* Work to be completed:
Type out the material below exactly.

** begin Dataset **

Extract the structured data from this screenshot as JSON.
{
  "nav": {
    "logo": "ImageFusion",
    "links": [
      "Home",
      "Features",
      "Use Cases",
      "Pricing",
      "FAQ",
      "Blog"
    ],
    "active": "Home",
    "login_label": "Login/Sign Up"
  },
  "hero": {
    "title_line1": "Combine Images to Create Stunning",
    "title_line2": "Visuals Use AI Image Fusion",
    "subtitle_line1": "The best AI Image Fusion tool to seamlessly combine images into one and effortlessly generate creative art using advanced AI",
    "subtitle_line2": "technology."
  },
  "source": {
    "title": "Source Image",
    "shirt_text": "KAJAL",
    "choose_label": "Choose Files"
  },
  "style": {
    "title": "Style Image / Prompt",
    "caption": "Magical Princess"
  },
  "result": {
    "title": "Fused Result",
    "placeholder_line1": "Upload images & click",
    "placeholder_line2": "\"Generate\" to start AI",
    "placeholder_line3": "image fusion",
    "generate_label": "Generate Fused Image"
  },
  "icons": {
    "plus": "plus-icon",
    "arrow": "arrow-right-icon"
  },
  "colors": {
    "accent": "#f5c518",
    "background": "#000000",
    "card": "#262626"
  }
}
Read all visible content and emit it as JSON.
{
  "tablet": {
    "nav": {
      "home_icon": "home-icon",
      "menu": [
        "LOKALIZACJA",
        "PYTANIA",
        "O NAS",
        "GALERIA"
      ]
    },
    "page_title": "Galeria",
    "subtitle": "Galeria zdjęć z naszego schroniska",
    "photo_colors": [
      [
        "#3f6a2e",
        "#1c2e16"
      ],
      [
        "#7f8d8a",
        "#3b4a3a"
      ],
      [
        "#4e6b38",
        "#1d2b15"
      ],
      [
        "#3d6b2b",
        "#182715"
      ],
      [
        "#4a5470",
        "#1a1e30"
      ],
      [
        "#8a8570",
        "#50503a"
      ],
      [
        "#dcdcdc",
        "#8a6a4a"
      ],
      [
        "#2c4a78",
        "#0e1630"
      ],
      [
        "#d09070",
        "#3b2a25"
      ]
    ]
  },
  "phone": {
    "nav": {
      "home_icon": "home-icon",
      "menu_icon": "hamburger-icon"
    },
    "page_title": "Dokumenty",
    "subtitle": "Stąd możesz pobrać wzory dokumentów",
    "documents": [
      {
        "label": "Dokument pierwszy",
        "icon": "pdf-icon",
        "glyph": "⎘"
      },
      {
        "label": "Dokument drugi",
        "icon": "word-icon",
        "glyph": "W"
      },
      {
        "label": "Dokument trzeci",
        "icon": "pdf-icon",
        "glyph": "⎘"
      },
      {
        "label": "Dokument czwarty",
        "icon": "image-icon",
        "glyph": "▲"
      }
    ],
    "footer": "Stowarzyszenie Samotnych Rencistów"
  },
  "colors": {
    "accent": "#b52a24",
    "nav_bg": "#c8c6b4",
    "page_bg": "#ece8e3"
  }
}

** end Dataset **

* Solution to the exercise:
Extract the structured data from this screenshot as JSON.
{
  "nav": {
    "logo": "ImageFusion",
    "links": [
      "Home",
      "Features",
      "Use Cases",
      "Pricing",
      "FAQ",
      "Blog"
    ],
    "active": "Home",
    "login_label": "Login/Sign Up"
  },
  "hero": {
    "title_line1": "Combine Images to Create Stunning",
    "title_line2": "Visuals Use AI Image Fusion",
    "subtitle_line1": "The best AI Image Fusion tool to seamlessly combine images into one and effortlessly generate creative art using advanced AI",
    "subtitle_line2": "technology."
  },
  "source": {
    "title": "Source Image",
    "shirt_text": "KAJAL",
    "choose_label": "Choose Files"
  },
  "style": {
    "title": "Style Image / Prompt",
    "caption": "Magical Princess"
  },
  "result": {
    "title": "Fused Result",
    "placeholder_line1": "Upload images & click",
    "placeholder_line2": "\"Generate\" to start AI",
    "placeholder_line3": "image fusion",
    "generate_label": "Generate Fused Image"
  },
  "icons": {
    "plus": "plus-icon",
    "arrow": "arrow-right-icon"
  },
  "colors": {
    "accent": "#f5c518",
    "background": "#000000",
    "card": "#262626"
  }
}
Read all visible content and emit it as JSON.
{
  "tablet": {
    "nav": {
      "home_icon": "home-icon",
      "menu": [
        "LOKALIZACJA",
        "PYTANIA",
        "O NAS",
        "GALERIA"
      ]
    },
    "page_title": "Galeria",
    "subtitle": "Galeria zdjęć z naszego schroniska",
    "photo_colors": [
      [
        "#3f6a2e",
        "#1c2e16"
      ],
      [
        "#7f8d8a",
        "#3b4a3a"
      ],
      [
        "#4e6b38",
        "#1d2b15"
      ],
      [
        "#3d6b2b",
        "#182715"
      ],
      [
        "#4a5470",
        "#1a1e30"
      ],
      [
        "#8a8570",
        "#50503a"
      ],
      [
        "#dcdcdc",
        "#8a6a4a"
      ],
      [
        "#2c4a78",
        "#0e1630"
      ],
      [
        "#d09070",
        "#3b2a25"
      ]
    ]
  },
  "phone": {
    "nav": {
      "home_icon": "home-icon",
      "menu_icon": "hamburger-icon"
    },
    "page_title": "Dokumenty",
    "subtitle": "Stąd możesz pobrać wzory dokumentów",
    "documents": [
      {
        "label": "Dokument pierwszy",
        "icon": "pdf-icon",
        "glyph": "⎘"
      },
      {
        "label": "Dokument drugi",
        "icon": "word-icon",
        "glyph": "W"
      },
      {
        "label": "Dokument trzeci",
        "icon": "pdf-icon",
        "glyph": "⎘"
      },
      {
        "label": "Dokument czwarty",
        "icon": "image-icon",
        "glyph": "▲"
      }
    ],
    "footer": "Stowarzyszenie Samotnych Rencistów"
  },
  "colors": {
    "accent": "#b52a24",
    "nav_bg": "#c8c6b4",
    "page_bg": "#ece8e3"
  }
}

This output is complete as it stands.